EXERCISE REQUIREMENTS:
Copy the rows from the first one through the line containing "x-tick-label: 38: [977, 873, 1043, 933]", substituting "plot-area" for "plot-layer" and leaving everything else unchanged.

BEGIN ROWS

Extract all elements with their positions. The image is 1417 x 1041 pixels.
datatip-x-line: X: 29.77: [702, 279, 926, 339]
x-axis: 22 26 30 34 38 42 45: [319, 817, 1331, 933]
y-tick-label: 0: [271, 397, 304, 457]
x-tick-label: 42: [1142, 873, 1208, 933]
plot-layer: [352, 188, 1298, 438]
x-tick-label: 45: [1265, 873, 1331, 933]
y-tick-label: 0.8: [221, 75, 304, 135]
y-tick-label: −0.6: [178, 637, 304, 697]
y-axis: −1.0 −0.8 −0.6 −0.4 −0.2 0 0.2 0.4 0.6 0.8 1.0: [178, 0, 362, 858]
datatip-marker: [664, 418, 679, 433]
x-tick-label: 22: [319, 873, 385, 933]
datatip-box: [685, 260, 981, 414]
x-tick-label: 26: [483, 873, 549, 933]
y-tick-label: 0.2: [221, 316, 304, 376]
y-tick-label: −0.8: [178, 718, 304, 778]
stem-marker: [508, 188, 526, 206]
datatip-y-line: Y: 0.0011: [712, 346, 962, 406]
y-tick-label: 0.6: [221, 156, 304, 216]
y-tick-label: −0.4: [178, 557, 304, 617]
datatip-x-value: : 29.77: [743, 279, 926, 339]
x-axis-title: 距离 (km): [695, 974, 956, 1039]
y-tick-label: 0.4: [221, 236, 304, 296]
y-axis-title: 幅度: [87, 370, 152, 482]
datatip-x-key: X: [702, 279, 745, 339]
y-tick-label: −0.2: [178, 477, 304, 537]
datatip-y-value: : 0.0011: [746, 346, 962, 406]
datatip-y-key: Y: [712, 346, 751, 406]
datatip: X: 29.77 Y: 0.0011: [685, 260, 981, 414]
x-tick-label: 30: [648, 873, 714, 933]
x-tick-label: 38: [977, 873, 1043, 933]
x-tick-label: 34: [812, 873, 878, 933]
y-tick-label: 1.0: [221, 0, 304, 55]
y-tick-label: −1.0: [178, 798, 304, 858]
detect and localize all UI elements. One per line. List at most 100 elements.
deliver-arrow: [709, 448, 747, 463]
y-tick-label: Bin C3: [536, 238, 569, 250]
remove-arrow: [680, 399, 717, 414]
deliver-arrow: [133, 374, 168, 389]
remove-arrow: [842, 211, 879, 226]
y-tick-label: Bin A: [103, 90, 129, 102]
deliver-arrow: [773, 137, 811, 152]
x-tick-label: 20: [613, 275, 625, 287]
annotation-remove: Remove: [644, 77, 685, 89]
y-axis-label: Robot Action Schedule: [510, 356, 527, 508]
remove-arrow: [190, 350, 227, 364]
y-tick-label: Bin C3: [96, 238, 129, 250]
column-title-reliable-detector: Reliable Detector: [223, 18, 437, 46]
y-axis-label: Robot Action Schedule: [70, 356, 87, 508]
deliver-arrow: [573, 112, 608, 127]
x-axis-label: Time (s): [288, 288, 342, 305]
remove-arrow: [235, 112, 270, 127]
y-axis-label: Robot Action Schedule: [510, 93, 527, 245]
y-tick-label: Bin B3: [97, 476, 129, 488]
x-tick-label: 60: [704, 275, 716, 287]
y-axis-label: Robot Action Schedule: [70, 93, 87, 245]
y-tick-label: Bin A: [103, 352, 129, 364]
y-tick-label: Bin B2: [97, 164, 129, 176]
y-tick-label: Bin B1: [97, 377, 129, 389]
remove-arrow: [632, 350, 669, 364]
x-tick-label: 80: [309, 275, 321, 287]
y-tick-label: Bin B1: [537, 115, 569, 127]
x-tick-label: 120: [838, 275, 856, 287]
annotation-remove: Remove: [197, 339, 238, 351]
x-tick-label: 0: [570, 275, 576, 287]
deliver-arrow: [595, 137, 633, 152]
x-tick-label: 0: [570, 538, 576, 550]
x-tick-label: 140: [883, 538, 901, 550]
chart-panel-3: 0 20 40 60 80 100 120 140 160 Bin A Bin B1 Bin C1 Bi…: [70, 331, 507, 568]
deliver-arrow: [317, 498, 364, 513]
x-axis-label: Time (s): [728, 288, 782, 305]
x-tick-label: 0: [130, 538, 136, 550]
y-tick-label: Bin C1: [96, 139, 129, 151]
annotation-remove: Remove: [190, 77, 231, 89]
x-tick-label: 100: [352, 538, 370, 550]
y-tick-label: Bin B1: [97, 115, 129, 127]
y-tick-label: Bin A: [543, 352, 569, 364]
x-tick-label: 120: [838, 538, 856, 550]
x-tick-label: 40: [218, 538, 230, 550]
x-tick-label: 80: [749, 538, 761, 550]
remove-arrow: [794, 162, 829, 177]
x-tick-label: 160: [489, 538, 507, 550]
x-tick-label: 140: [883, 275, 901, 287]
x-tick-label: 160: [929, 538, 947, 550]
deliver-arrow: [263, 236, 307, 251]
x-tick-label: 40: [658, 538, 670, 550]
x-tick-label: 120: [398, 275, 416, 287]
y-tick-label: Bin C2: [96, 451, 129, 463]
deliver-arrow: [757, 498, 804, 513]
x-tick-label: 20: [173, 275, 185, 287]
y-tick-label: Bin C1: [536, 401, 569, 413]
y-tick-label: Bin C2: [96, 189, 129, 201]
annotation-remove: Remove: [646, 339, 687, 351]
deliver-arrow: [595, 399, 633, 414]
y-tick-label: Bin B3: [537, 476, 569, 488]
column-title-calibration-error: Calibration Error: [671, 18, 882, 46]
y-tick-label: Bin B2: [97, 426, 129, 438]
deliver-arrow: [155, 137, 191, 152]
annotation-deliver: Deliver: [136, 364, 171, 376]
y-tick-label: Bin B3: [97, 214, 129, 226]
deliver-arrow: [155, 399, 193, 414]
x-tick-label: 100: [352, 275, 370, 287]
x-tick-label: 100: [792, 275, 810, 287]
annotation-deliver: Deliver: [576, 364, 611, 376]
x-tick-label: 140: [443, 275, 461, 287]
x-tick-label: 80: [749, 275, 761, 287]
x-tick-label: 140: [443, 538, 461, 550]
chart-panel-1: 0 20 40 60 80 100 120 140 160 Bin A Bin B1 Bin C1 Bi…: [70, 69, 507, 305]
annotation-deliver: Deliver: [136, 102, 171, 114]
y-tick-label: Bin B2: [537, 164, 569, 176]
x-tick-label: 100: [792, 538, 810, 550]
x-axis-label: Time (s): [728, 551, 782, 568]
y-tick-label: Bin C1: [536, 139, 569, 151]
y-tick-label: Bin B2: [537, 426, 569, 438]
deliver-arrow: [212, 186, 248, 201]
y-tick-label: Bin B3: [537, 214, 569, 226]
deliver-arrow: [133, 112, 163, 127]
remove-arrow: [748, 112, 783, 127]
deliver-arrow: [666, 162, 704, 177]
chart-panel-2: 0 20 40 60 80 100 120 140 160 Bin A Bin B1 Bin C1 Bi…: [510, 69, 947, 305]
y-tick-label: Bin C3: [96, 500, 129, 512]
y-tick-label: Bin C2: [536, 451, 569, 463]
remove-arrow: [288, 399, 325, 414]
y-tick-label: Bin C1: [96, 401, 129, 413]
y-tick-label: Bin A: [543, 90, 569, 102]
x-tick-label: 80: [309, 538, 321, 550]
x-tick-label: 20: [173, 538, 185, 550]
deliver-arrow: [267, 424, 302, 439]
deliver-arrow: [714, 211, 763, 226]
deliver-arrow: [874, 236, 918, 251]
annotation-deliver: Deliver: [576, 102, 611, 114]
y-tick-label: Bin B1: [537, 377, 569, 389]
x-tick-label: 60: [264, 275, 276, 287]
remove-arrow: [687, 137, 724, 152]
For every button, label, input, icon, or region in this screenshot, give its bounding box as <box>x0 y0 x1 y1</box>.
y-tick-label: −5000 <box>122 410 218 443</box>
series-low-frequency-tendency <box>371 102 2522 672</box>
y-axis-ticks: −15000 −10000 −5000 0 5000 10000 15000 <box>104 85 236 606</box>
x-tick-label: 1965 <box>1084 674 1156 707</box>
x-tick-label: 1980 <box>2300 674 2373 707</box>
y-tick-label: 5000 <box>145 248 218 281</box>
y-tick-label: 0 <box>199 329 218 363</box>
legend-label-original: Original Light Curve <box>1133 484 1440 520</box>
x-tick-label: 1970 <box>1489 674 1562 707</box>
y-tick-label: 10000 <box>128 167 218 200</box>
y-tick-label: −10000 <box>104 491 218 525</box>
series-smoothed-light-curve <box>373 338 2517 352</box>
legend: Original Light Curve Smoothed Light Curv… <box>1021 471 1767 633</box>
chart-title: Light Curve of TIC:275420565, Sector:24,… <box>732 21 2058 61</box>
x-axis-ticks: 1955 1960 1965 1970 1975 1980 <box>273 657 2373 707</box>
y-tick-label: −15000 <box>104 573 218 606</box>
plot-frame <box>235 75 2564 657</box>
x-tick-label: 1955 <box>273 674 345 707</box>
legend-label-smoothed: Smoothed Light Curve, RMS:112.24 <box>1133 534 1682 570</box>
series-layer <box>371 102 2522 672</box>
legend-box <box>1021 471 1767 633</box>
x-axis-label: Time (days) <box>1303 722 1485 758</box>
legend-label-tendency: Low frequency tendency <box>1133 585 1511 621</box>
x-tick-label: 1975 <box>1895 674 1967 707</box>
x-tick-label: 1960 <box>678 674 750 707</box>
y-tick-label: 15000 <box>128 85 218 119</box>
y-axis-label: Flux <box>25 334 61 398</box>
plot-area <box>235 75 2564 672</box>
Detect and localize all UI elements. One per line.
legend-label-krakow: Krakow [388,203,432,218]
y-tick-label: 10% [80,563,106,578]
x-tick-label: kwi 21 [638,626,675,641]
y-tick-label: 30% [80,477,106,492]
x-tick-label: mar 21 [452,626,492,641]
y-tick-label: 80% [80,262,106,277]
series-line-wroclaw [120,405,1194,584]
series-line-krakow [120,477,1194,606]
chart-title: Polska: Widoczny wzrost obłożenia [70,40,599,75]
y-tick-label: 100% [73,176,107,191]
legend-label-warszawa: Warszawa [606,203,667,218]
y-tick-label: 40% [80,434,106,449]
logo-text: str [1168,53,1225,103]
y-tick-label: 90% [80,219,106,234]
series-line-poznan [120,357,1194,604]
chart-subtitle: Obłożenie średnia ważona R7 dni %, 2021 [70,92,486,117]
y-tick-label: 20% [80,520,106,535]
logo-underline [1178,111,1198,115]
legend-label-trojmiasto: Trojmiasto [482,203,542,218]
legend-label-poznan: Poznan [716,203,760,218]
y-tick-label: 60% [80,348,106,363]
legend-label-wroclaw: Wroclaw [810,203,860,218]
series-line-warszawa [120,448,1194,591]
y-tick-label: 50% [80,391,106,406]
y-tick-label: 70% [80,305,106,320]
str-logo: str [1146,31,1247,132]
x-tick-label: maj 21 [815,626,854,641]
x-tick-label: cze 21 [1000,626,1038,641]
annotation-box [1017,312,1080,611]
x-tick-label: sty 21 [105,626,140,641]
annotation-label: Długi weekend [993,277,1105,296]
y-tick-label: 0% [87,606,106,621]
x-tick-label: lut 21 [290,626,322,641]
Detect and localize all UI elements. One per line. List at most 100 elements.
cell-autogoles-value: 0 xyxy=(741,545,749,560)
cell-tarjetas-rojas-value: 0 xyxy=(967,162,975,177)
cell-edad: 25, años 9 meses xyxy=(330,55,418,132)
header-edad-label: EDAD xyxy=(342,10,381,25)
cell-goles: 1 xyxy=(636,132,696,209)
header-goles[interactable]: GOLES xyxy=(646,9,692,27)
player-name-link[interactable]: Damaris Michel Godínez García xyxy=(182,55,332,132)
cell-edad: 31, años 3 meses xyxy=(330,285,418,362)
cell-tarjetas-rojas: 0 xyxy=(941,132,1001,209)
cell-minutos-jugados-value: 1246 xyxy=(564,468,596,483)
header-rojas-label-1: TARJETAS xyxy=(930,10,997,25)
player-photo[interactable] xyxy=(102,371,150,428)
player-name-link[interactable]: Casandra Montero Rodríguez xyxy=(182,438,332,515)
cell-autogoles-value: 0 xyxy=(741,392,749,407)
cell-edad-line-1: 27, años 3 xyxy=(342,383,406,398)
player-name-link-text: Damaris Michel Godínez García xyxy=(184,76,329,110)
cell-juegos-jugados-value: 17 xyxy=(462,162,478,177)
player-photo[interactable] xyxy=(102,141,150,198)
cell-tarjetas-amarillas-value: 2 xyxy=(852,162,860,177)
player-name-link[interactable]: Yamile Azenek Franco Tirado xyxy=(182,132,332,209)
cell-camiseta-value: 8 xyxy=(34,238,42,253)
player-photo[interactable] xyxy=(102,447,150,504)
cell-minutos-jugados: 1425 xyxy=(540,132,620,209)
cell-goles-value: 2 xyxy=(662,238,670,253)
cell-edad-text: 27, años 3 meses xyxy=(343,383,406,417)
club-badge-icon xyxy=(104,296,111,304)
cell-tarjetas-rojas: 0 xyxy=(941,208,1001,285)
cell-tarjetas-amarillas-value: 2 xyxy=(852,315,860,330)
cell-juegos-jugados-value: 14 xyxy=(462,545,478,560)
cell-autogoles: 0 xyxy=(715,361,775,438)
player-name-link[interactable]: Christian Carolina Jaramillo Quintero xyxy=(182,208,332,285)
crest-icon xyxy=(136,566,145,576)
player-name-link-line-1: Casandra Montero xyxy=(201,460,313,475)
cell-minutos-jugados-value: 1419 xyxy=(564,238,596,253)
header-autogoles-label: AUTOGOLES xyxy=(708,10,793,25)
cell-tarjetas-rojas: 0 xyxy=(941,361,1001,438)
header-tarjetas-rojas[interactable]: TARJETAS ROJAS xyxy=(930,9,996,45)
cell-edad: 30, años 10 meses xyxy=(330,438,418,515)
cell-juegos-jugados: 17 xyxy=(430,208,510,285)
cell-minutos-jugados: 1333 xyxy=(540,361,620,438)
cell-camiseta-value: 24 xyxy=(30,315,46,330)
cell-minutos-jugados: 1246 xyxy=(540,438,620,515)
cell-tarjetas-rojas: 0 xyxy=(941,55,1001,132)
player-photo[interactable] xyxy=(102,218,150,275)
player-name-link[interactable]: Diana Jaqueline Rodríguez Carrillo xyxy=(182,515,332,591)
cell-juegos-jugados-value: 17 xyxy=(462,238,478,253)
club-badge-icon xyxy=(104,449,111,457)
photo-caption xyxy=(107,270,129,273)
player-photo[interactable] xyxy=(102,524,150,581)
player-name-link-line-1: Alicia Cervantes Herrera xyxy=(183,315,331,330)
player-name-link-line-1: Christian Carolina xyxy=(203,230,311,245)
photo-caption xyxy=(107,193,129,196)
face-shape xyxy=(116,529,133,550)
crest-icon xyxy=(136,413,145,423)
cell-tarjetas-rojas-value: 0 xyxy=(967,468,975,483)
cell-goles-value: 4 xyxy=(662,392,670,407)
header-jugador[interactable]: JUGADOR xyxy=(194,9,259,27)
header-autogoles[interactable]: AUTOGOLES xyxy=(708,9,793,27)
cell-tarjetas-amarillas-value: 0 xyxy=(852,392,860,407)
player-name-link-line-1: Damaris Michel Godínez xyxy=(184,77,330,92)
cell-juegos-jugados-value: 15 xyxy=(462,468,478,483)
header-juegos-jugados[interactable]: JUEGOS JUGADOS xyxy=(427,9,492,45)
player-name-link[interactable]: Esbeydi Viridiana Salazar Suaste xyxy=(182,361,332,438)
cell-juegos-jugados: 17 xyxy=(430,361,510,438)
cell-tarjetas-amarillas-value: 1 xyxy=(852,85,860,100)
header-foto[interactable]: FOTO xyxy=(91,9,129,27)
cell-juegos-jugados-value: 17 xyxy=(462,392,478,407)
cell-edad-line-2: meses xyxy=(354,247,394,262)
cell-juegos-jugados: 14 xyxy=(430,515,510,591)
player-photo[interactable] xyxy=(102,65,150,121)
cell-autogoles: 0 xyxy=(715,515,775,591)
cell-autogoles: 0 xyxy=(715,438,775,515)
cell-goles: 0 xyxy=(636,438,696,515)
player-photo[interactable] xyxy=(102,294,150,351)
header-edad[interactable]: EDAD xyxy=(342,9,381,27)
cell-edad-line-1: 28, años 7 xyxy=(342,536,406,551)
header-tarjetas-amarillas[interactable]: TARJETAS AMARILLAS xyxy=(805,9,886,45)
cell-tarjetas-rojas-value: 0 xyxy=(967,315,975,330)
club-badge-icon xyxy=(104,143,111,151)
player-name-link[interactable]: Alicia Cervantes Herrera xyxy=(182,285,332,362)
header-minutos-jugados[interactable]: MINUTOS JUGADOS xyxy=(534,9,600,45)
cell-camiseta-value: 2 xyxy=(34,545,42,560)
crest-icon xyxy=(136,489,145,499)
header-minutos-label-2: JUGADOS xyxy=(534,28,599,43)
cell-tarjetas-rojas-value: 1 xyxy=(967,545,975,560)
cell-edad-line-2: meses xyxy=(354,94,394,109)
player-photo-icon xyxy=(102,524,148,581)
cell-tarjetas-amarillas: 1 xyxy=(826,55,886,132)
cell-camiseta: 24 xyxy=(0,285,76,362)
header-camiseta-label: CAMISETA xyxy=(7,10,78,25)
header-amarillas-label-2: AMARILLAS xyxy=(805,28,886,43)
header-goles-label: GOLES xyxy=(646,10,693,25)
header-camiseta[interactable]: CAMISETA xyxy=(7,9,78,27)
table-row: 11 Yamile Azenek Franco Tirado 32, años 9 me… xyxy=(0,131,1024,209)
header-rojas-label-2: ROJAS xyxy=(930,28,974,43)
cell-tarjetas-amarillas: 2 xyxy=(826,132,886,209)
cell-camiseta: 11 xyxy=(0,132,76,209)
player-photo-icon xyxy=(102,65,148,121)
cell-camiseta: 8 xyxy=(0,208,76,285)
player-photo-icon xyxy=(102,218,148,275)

END ROWS

TASK SOLUTION:
Extract all elements with their positions. The image is 1417 x 1041 pixels.
datatip-x-line: X: 29.77: [702, 279, 926, 339]
x-axis: 22 26 30 34 38 42 45: [319, 817, 1331, 933]
y-tick-label: 0: [271, 397, 304, 457]
x-tick-label: 42: [1142, 873, 1208, 933]
plot-area: [352, 188, 1298, 438]
x-tick-label: 45: [1265, 873, 1331, 933]
y-tick-label: 0.8: [221, 75, 304, 135]
y-tick-label: −0.6: [178, 637, 304, 697]
y-axis: −1.0 −0.8 −0.6 −0.4 −0.2 0 0.2 0.4 0.6 0.8 1.0: [178, 0, 362, 858]
datatip-marker: [664, 418, 679, 433]
x-tick-label: 22: [319, 873, 385, 933]
datatip-box: [685, 260, 981, 414]
x-tick-label: 26: [483, 873, 549, 933]
y-tick-label: 0.2: [221, 316, 304, 376]
y-tick-label: −0.8: [178, 718, 304, 778]
stem-marker: [508, 188, 526, 206]
datatip-y-line: Y: 0.0011: [712, 346, 962, 406]
y-tick-label: 0.6: [221, 156, 304, 216]
y-tick-label: −0.4: [178, 557, 304, 617]
datatip-x-value: : 29.77: [743, 279, 926, 339]
x-axis-title: 距离 (km): [695, 974, 956, 1039]
y-tick-label: 0.4: [221, 236, 304, 296]
y-axis-title: 幅度: [87, 370, 152, 482]
datatip-x-key: X: [702, 279, 745, 339]
y-tick-label: −0.2: [178, 477, 304, 537]
datatip-y-value: : 0.0011: [746, 346, 962, 406]
datatip-y-key: Y: [712, 346, 751, 406]
datatip: X: 29.77 Y: 0.0011: [685, 260, 981, 414]
x-tick-label: 30: [648, 873, 714, 933]
x-tick-label: 38: [977, 873, 1043, 933]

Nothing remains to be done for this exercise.